§ SUPPLIED TEXT
/---

These are the bottom line results for each:
Peter Bagge: Barr; Obama if closeWhich I add up thus:
Ronald Bailey: Obama
Radley Balko: Barr
Gregory Benford: Barr
David Brin: Obama
Drew Carey: "Anybody but McCain/Palin"
Tim Cavanaugh: Obama
Steve Chapman: Obama
Shikha Dalmia: Nobody
Brian Doherty: Never votes
Nick Gillespie: Barr, if he votes
David Harsanyi: Not saying
Rob Kampia: Barr
Katherine Mangu-Ward: Never votes
Michael McMenamin: Undecided
Michael Moynihan: Won't vote
Craig Newmark: Obama
Grover Norquist: McCain
Charles Oliver: Won't vote
Steven Pinker: Obama
Bob Poole: McCain
Damon Root: Probably nobody, maybe Barr
Ryan Sager: Obama
Julian Sanchez: Obama
John Scalzi: Obama
Jack Shafer: Barr
Michael Shermer: ?? (Answer amusing but ambiguous)
RU Sirius: Obama
Tim Slagle: McCain
Doug Stanhope: Obama
Bill Steigerwald: No one
Roger Stone: McCain
Jacob Sullum: Barr
Jesse Walker: Barr
David Weigel: Obama
Matt Welch: Probably Barr
Cathy Young: Probably Barr
Obama 13
Barr 10
McCain 4
Nobody 7
I find this fascinating for several reasons. I've been connected with Reason in various ways since I helped Marilyn Walther Machan assemble and staple pages fresh from the printer for an issue circa 1971. In those days, it looked home-made (see above) -- and it was! I also wrote for it long before it was fashionable to do so.

\---

§ STATED EXERCISE 1
In the records, change "perspective view" to "oblique view" in everything from the line containing "Patent image size: (994, 602)." down to the line containing "The perimeter edge notched aperture 142". Leave all else unchanged and give back only those lines.

§ MATERIAL PROVIDED
/---

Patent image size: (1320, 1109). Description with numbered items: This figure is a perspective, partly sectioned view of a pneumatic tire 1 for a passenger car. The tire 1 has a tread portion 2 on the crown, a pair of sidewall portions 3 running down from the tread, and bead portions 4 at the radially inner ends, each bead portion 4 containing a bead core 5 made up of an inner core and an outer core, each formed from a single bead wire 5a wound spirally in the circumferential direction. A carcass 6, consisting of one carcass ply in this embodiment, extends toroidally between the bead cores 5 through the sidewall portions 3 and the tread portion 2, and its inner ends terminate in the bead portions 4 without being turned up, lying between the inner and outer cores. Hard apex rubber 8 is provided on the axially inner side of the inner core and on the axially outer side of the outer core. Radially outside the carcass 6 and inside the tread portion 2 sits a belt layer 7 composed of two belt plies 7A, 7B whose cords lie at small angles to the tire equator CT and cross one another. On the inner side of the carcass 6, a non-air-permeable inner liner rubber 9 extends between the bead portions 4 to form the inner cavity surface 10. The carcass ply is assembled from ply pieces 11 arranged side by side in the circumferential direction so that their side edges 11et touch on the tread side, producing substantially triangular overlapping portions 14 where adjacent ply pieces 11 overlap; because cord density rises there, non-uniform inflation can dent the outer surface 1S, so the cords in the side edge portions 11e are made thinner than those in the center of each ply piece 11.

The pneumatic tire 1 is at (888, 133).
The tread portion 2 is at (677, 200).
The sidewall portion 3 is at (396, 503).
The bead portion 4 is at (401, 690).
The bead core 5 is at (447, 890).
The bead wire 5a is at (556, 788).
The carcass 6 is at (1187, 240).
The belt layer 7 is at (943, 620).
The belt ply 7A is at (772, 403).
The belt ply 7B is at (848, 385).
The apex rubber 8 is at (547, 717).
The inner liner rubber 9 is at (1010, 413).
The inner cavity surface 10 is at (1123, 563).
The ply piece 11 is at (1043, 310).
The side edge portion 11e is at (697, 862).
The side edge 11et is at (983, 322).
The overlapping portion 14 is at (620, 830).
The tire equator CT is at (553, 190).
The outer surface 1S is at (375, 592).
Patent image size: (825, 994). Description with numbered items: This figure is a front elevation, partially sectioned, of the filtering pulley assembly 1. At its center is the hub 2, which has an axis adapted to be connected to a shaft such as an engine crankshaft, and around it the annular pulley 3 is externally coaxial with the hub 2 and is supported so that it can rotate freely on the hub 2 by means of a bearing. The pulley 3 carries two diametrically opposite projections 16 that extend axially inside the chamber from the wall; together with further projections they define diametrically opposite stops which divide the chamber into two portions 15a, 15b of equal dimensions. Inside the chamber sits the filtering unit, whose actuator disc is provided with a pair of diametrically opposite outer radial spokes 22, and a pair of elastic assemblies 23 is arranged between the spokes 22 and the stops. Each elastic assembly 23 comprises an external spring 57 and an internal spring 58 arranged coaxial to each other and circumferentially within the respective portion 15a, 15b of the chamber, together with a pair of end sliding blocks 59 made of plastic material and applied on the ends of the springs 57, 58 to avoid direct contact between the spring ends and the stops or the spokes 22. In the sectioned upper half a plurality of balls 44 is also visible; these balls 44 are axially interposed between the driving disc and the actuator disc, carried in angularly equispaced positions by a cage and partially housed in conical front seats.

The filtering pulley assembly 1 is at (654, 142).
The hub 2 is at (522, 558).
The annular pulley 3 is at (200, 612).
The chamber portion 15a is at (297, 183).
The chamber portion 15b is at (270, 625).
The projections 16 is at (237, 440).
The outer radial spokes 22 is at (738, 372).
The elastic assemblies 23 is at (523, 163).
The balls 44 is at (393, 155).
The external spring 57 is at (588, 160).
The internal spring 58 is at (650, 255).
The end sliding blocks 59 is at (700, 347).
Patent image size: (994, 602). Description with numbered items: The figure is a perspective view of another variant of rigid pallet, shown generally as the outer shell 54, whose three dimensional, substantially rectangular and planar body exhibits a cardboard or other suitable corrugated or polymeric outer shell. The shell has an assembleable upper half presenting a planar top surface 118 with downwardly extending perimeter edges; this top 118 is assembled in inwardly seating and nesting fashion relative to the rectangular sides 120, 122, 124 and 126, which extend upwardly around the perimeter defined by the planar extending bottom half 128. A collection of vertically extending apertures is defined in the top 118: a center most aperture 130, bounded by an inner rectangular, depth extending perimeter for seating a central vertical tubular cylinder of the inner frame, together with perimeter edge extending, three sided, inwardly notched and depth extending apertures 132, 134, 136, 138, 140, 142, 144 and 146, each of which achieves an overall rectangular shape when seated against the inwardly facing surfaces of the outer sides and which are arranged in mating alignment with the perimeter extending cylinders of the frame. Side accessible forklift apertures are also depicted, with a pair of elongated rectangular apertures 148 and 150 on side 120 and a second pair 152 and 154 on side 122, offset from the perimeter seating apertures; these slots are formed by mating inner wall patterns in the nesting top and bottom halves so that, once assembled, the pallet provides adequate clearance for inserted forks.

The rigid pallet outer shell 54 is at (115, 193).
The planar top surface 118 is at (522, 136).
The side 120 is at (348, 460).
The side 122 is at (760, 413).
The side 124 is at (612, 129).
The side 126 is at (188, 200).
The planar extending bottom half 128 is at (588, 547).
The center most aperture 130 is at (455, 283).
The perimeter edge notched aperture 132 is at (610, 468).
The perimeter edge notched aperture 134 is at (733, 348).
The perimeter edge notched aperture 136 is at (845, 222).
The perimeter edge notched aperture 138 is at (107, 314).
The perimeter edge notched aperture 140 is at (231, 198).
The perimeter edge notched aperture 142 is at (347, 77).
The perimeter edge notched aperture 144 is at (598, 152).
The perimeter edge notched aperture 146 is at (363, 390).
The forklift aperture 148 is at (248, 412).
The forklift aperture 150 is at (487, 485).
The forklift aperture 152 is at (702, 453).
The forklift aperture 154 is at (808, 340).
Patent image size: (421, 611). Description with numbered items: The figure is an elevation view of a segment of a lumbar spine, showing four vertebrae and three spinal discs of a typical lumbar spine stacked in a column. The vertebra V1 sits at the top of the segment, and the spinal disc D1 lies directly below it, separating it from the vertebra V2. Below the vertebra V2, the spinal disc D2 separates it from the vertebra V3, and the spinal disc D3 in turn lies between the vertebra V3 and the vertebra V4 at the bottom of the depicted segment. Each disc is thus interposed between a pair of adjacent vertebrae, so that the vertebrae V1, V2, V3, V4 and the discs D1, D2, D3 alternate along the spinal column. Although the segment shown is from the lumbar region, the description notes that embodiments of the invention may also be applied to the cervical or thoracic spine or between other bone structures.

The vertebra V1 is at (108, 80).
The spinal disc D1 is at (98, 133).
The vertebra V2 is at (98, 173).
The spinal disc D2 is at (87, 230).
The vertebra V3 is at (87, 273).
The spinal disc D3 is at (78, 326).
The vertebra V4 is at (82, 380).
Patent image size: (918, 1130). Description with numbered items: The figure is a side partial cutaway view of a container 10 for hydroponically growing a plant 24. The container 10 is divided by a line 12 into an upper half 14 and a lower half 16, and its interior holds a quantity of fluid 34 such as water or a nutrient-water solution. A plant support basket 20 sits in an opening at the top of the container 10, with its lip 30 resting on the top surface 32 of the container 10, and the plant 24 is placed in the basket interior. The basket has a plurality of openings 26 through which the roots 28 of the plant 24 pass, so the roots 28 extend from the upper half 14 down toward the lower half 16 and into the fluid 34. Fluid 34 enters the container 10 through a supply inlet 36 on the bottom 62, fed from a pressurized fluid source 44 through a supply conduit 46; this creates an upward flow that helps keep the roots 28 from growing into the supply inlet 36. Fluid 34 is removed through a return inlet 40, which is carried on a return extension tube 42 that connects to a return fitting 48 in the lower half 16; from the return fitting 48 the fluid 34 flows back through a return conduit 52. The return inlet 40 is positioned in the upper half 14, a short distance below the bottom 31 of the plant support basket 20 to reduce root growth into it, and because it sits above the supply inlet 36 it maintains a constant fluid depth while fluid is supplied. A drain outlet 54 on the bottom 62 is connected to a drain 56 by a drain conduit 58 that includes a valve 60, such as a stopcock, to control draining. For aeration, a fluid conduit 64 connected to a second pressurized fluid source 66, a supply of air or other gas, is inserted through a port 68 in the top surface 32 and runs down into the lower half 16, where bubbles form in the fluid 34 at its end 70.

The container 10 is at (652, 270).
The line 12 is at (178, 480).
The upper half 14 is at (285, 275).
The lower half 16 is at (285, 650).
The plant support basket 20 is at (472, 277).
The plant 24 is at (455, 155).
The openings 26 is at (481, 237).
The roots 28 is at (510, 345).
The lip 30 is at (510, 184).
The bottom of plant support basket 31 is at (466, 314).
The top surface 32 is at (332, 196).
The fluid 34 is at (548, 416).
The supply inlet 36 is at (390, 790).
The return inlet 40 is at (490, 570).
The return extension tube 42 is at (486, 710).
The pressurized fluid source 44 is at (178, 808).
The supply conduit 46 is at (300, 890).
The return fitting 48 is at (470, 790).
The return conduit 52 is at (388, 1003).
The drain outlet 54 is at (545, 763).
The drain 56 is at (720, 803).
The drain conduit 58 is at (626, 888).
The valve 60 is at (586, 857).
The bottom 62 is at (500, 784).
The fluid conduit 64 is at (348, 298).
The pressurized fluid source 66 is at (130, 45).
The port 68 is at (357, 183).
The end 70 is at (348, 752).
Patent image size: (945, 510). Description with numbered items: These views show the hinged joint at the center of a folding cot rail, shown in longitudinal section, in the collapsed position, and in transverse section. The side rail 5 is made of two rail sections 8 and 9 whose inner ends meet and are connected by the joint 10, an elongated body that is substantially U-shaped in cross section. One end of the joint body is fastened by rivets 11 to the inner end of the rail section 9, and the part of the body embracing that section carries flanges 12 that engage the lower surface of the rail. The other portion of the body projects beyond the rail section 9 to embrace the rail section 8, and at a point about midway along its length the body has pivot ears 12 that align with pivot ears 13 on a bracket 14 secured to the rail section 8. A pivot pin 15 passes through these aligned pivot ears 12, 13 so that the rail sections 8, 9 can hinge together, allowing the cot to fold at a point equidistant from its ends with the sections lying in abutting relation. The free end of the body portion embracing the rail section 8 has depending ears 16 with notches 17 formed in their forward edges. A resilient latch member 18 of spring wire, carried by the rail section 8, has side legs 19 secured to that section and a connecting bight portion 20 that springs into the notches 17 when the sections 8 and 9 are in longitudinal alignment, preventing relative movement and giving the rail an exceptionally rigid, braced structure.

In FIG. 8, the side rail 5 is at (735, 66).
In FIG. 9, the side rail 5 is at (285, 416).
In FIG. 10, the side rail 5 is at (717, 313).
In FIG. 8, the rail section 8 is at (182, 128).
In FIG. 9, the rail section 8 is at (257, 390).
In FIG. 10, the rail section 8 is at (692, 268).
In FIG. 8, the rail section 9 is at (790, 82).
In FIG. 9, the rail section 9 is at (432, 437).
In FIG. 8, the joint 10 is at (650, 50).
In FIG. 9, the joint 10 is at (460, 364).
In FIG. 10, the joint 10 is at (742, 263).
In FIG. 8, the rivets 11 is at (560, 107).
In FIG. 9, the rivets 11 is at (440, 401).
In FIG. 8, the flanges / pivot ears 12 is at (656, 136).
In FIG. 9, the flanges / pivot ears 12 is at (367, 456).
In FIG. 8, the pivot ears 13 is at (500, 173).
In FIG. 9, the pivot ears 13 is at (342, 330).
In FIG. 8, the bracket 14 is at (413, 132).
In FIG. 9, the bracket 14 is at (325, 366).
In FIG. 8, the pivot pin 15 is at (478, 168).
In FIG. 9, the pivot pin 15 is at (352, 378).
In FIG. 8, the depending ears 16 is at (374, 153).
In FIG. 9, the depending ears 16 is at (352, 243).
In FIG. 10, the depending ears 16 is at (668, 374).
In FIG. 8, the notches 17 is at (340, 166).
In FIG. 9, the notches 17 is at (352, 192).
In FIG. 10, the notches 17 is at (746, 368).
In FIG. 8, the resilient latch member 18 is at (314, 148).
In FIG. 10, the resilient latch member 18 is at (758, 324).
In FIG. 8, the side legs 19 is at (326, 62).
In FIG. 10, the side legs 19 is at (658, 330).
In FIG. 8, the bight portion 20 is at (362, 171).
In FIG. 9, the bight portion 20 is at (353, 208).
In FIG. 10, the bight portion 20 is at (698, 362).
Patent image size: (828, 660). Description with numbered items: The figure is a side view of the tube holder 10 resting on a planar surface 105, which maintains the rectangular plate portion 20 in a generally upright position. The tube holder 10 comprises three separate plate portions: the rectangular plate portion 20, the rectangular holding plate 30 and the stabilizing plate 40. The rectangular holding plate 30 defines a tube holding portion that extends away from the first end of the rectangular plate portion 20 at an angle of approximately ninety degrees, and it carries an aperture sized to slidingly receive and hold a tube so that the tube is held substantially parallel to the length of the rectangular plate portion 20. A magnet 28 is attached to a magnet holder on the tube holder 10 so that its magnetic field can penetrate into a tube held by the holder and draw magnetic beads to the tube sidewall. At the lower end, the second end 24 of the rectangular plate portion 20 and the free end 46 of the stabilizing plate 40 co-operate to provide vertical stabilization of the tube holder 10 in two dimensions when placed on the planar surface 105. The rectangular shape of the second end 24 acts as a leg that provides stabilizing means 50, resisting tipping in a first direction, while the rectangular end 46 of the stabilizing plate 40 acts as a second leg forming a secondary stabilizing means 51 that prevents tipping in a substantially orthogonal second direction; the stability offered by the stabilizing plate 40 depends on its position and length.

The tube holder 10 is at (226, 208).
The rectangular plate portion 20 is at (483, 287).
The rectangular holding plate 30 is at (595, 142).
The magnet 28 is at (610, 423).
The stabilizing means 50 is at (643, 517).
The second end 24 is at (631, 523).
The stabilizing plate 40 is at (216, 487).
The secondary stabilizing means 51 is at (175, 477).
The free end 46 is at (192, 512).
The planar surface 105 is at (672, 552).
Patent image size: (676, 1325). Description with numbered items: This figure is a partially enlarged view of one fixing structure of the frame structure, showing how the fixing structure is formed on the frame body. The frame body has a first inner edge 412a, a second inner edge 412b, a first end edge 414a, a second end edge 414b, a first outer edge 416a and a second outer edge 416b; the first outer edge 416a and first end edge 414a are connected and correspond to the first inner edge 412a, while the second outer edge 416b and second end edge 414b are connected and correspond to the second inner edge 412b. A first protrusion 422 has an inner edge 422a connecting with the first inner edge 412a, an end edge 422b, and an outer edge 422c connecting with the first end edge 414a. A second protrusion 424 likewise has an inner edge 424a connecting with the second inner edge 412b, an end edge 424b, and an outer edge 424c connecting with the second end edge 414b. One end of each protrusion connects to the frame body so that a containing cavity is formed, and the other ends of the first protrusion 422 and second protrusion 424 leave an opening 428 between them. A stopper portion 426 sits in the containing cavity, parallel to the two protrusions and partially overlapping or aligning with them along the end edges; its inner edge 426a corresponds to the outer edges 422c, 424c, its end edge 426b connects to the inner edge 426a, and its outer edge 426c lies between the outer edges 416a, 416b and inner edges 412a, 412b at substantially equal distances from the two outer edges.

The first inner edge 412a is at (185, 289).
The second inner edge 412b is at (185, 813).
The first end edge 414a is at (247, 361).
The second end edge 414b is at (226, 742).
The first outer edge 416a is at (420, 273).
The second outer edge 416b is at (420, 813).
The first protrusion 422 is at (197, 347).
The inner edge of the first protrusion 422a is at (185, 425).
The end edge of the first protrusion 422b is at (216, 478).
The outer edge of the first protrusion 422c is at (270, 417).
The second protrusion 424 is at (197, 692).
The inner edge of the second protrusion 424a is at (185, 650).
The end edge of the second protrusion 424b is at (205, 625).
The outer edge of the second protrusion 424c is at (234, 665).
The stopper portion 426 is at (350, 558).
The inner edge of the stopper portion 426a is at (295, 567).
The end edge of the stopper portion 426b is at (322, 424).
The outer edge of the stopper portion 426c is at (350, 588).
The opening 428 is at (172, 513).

\---

§ STATED EXERCISE 2
In the list of contributors' votes, which candidate is given for Grover Norquist?

§ FINAL RESULT 1
Patent image size: (994, 602). Description with numbered items: The figure is a oblique view of another variant of rigid pallet, shown generally as the outer shell 54, whose three dimensional, substantially rectangular and planar body exhibits a cardboard or other suitable corrugated or polymeric outer shell. The shell has an assembleable upper half presenting a planar top surface 118 with downwardly extending perimeter edges; this top 118 is assembled in inwardly seating and nesting fashion relative to the rectangular sides 120, 122, 124 and 126, which extend upwardly around the perimeter defined by the planar extending bottom half 128. A collection of vertically extending apertures is defined in the top 118: a center most aperture 130, bounded by an inner rectangular, depth extending perimeter for seating a central vertical tubular cylinder of the inner frame, together with perimeter edge extending, three sided, inwardly notched and depth extending apertures 132, 134, 136, 138, 140, 142, 144 and 146, each of which achieves an overall rectangular shape when seated against the inwardly facing surfaces of the outer sides and which are arranged in mating alignment with the perimeter extending cylinders of the frame. Side accessible forklift apertures are also depicted, with a pair of elongated rectangular apertures 148 and 150 on side 120 and a second pair 152 and 154 on side 122, offset from the perimeter seating apertures; these slots are formed by mating inner wall patterns in the nesting top and bottom halves so that, once assembled, the pallet provides adequate clearance for inserted forks.

The rigid pallet outer shell 54 is at (115, 193).
The planar top surface 118 is at (522, 136).
The side 120 is at (348, 460).
The side 122 is at (760, 413).
The side 124 is at (612, 129).
The side 126 is at (188, 200).
The planar extending bottom half 128 is at (588, 547).
The center most aperture 130 is at (455, 283).
The perimeter edge notched aperture 132 is at (610, 468).
The perimeter edge notched aperture 134 is at (733, 348).
The perimeter edge notched aperture 136 is at (845, 222).
The perimeter edge notched aperture 138 is at (107, 314).
The perimeter edge notched aperture 140 is at (231, 198).
The perimeter edge notched aperture 142 is at (347, 77).

§ FINAL RESULT 2
McCain